**Objective:** Below are records. Copy every line with "Dette" in it.
··· Extracted entries
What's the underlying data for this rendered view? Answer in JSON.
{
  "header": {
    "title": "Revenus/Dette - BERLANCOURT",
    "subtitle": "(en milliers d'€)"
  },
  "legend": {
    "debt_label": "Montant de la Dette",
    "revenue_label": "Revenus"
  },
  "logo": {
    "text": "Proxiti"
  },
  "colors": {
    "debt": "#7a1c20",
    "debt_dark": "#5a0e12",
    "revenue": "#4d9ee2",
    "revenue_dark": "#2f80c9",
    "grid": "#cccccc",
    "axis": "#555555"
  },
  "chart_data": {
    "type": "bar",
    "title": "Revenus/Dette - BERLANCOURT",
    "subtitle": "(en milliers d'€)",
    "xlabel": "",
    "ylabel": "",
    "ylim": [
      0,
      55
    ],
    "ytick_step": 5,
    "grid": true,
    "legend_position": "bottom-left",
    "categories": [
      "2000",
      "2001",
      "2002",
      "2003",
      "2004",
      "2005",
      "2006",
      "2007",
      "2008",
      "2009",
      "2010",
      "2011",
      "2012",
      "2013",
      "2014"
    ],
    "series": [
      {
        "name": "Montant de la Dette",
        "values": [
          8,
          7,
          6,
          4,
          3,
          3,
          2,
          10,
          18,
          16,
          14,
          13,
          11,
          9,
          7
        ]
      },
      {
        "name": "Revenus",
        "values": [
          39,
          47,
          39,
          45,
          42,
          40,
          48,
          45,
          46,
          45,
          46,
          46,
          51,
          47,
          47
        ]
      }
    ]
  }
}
······
**Finished task:**
    "title": "Revenus/Dette - BERLANCOURT",
    "debt_label": "Montant de la Dette",
    "title": "Revenus/Dette - BERLANCOURT",
        "name": "Montant de la Dette",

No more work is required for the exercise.